## GOAL
Keep only those lines of the records that include the string "Autoposting".

(Dataset records)
============

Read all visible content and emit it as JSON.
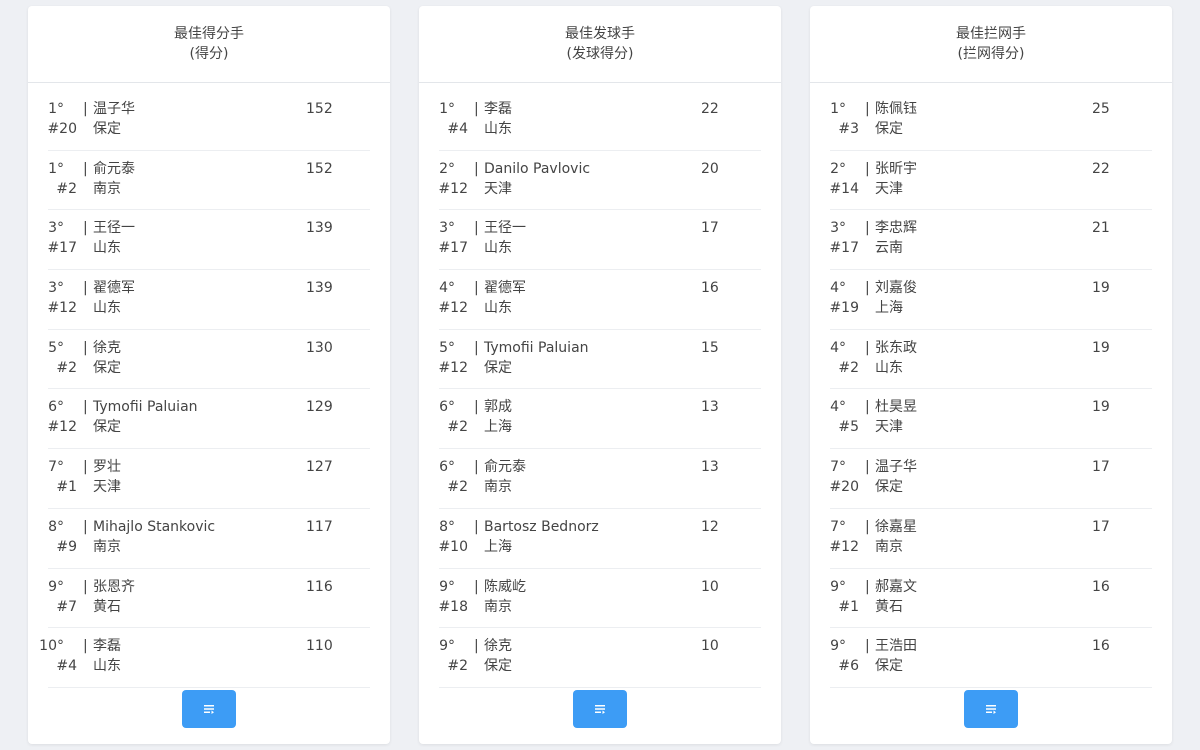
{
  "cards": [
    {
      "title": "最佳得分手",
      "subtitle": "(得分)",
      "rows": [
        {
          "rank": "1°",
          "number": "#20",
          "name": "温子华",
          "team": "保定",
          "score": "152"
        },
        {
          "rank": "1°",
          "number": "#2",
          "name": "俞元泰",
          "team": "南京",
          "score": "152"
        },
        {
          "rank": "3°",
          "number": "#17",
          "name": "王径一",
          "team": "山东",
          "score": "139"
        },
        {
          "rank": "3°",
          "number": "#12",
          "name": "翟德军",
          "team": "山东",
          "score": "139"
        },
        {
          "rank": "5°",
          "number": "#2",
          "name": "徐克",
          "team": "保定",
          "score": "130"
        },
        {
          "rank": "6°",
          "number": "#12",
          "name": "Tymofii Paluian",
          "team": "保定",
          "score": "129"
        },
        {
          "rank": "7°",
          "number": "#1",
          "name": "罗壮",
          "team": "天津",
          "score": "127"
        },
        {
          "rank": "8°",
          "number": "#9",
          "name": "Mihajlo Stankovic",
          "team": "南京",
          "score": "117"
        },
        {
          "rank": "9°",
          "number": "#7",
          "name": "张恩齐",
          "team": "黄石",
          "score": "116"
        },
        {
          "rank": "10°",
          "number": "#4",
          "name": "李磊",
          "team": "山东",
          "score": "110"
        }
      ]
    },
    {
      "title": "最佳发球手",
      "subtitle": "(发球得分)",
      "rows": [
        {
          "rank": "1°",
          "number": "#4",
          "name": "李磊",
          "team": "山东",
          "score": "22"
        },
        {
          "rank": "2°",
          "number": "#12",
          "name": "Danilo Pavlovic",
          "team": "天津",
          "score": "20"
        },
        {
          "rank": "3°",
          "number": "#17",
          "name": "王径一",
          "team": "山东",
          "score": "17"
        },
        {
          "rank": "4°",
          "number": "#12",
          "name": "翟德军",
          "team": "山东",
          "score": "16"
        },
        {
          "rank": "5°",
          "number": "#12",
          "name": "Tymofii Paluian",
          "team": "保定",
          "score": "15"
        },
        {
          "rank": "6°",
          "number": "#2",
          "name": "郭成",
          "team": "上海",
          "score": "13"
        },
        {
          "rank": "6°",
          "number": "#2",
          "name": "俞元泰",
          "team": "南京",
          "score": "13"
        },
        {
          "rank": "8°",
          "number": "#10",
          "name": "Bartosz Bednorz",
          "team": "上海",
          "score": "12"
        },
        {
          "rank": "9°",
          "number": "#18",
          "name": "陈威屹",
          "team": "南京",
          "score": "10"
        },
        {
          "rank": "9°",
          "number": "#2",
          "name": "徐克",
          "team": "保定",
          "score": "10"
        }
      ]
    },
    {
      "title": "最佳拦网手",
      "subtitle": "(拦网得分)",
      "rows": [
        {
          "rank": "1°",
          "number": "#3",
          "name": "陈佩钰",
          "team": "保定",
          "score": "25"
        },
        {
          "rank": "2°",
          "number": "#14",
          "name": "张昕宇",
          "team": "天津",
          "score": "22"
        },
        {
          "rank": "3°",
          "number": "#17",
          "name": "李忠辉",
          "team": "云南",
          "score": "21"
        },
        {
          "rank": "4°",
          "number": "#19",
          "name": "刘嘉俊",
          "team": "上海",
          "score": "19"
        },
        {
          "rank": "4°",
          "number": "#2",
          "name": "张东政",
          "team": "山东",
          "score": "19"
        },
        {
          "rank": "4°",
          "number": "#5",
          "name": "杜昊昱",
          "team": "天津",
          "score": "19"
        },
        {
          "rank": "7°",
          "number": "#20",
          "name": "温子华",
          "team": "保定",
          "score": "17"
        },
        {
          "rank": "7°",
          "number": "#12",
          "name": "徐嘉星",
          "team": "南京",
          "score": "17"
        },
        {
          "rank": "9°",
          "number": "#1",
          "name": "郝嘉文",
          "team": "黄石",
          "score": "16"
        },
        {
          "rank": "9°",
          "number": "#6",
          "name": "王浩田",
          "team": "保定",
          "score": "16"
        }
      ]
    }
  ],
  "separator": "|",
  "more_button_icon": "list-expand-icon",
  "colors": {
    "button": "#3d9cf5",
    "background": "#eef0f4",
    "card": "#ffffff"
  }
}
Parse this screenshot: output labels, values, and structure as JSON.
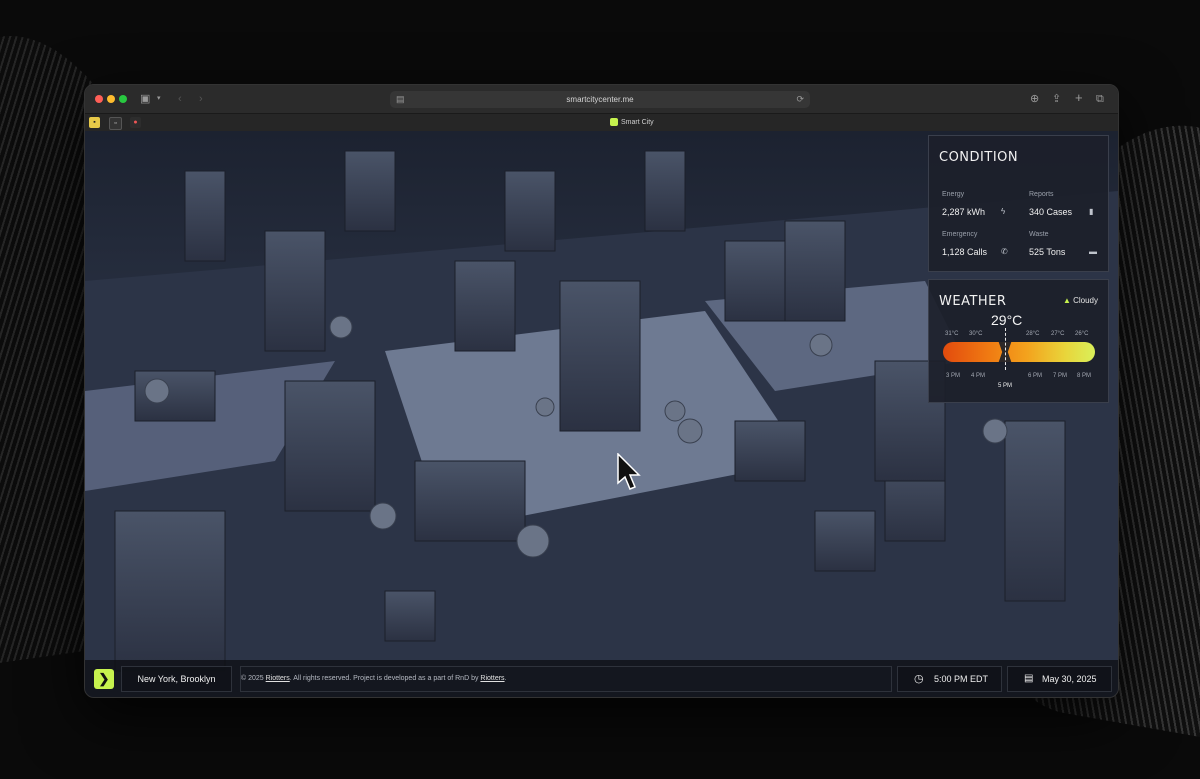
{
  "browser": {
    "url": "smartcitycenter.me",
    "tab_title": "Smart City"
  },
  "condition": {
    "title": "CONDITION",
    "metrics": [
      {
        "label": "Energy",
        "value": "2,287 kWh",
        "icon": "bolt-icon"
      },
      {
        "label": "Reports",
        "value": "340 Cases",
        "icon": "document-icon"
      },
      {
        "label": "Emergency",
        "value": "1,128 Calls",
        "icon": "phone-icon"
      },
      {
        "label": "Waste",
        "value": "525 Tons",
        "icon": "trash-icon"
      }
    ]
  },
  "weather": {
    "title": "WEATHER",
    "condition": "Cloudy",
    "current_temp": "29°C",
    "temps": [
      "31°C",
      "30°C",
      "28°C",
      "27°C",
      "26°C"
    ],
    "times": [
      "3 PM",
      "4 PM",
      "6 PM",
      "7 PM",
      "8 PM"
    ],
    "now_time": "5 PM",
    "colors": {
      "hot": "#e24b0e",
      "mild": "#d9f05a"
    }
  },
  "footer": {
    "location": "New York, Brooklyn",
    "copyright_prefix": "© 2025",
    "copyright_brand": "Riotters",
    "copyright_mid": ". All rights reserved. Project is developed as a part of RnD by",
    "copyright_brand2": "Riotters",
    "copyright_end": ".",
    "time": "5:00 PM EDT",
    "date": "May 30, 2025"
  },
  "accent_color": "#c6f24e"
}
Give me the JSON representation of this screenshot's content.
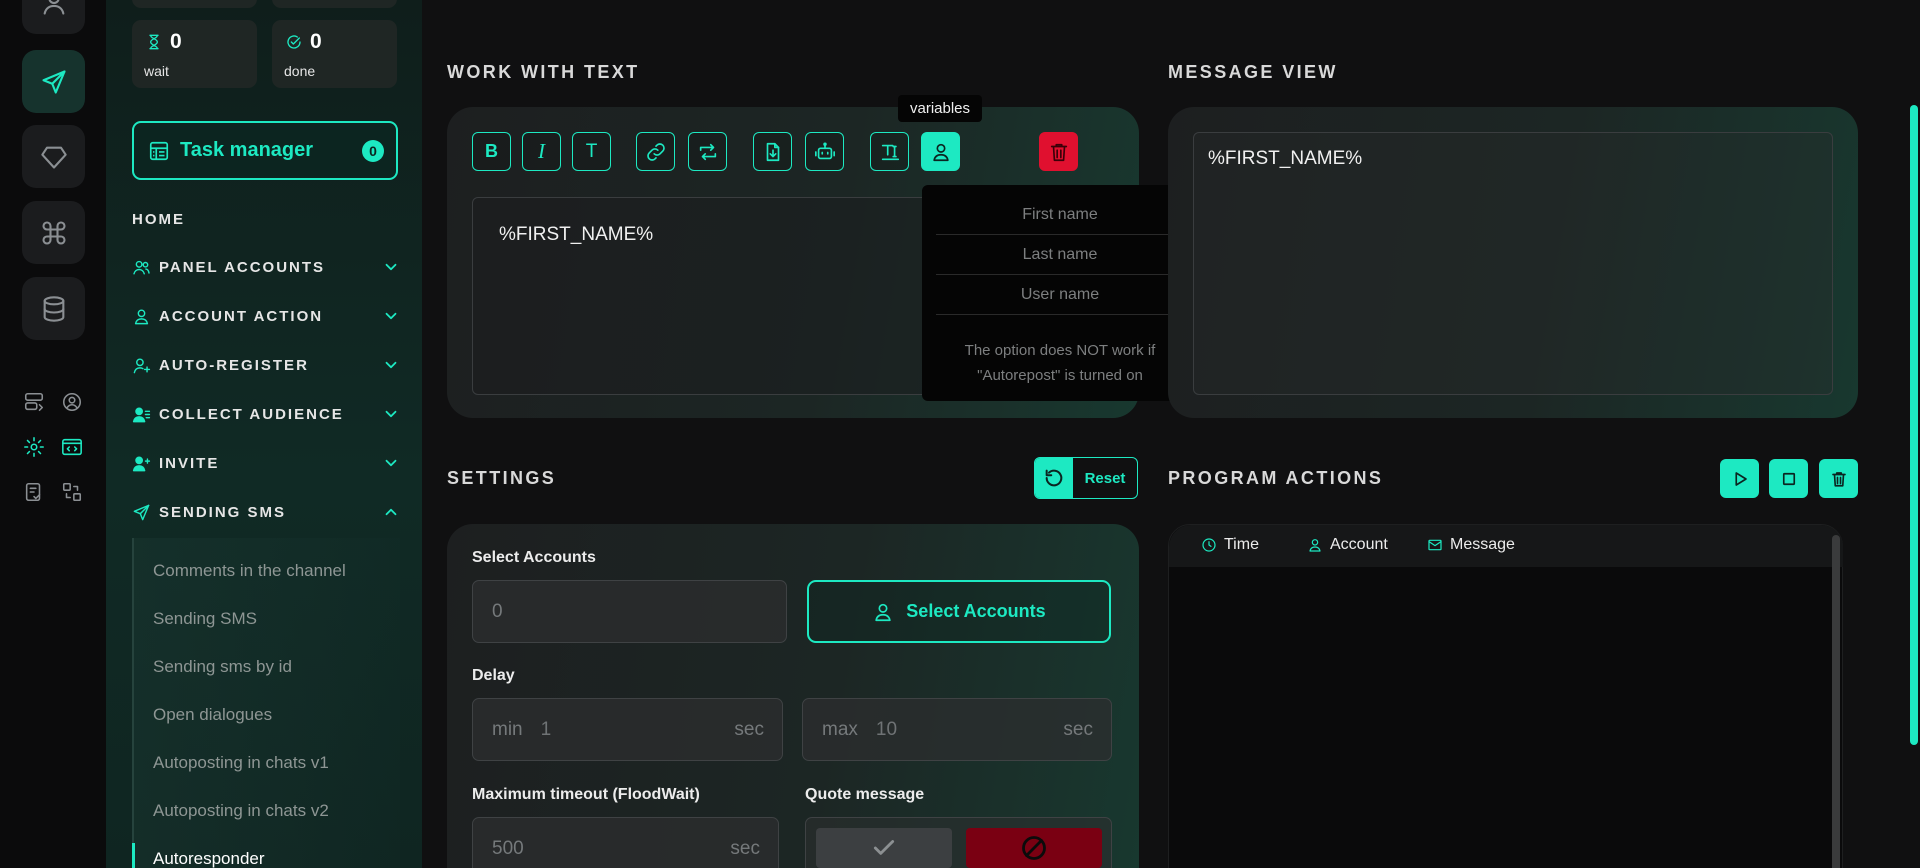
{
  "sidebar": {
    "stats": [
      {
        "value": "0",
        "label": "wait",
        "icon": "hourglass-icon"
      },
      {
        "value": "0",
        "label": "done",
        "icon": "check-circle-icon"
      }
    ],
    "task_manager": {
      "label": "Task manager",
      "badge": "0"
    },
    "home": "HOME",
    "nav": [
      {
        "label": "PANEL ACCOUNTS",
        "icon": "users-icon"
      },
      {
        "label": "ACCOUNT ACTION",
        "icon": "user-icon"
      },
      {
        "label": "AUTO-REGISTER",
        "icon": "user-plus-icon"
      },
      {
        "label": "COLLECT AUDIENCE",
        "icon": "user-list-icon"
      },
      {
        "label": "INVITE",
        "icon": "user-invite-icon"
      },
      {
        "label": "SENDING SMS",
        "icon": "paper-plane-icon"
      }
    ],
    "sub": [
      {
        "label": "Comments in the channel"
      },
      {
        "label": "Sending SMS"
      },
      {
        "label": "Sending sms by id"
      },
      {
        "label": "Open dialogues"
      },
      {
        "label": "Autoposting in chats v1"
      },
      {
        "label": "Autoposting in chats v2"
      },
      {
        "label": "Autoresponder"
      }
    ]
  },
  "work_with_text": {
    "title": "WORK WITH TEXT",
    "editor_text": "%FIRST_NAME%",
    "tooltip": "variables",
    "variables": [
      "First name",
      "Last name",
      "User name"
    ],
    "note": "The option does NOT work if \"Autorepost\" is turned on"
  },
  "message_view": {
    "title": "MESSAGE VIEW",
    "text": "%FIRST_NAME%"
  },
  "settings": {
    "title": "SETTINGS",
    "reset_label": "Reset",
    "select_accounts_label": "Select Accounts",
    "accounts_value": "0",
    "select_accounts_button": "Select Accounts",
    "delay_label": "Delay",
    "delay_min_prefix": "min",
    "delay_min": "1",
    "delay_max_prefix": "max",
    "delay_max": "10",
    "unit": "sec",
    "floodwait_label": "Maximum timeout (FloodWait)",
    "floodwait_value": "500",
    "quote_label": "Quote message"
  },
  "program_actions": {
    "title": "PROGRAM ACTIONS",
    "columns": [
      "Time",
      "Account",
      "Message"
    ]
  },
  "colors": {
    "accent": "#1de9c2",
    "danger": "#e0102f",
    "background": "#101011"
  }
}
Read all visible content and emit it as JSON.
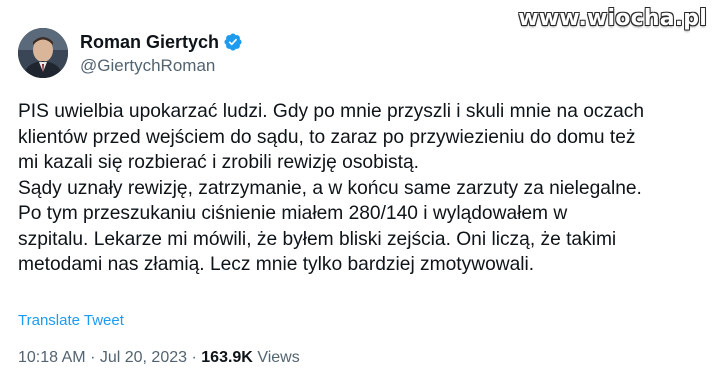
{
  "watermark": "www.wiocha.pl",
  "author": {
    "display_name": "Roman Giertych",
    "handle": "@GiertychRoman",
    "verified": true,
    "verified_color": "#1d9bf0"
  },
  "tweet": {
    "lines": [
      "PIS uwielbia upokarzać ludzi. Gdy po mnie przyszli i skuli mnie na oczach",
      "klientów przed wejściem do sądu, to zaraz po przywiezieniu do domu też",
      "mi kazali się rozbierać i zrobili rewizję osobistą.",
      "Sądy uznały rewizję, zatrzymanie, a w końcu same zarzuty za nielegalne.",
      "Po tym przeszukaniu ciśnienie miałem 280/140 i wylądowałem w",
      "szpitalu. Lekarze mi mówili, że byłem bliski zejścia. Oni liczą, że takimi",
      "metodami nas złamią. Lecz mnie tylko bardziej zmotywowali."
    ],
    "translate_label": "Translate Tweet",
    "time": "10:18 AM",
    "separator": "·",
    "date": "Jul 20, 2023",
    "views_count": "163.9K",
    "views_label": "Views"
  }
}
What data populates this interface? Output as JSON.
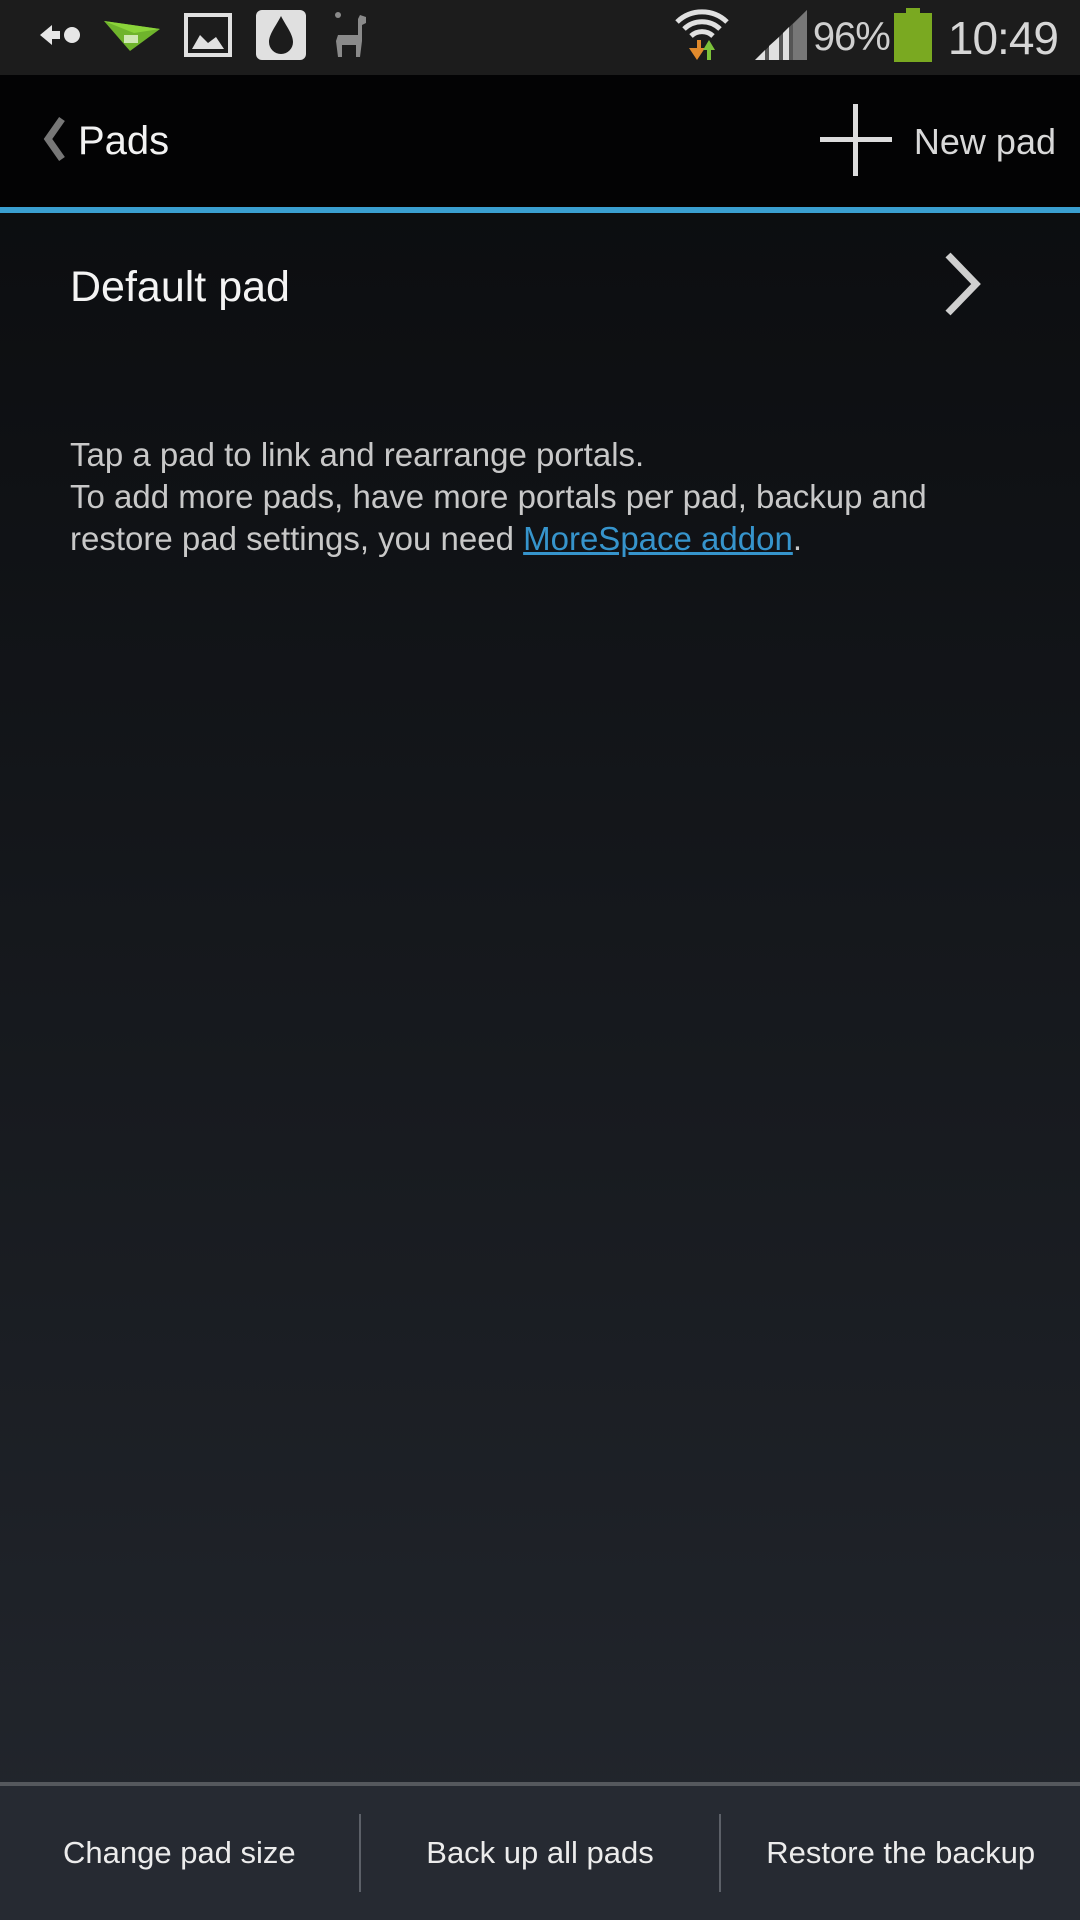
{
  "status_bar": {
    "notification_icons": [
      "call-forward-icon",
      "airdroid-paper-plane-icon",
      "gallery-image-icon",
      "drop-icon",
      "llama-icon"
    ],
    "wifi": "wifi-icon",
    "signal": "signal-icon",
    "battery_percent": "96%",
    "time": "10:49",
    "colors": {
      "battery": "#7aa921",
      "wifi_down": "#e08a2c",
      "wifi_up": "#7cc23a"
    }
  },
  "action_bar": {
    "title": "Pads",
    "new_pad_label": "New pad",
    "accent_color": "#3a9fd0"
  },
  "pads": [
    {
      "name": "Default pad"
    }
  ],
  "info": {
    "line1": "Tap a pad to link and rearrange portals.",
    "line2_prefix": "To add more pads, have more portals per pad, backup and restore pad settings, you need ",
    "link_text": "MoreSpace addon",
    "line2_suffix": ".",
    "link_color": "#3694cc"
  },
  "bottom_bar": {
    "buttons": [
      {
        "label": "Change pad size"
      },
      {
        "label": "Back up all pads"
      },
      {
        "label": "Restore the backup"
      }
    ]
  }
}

============

## WRITTEN ANSWER
        "label": "Autoposting in chats v1"
        "label": "Autoposting in chats v2"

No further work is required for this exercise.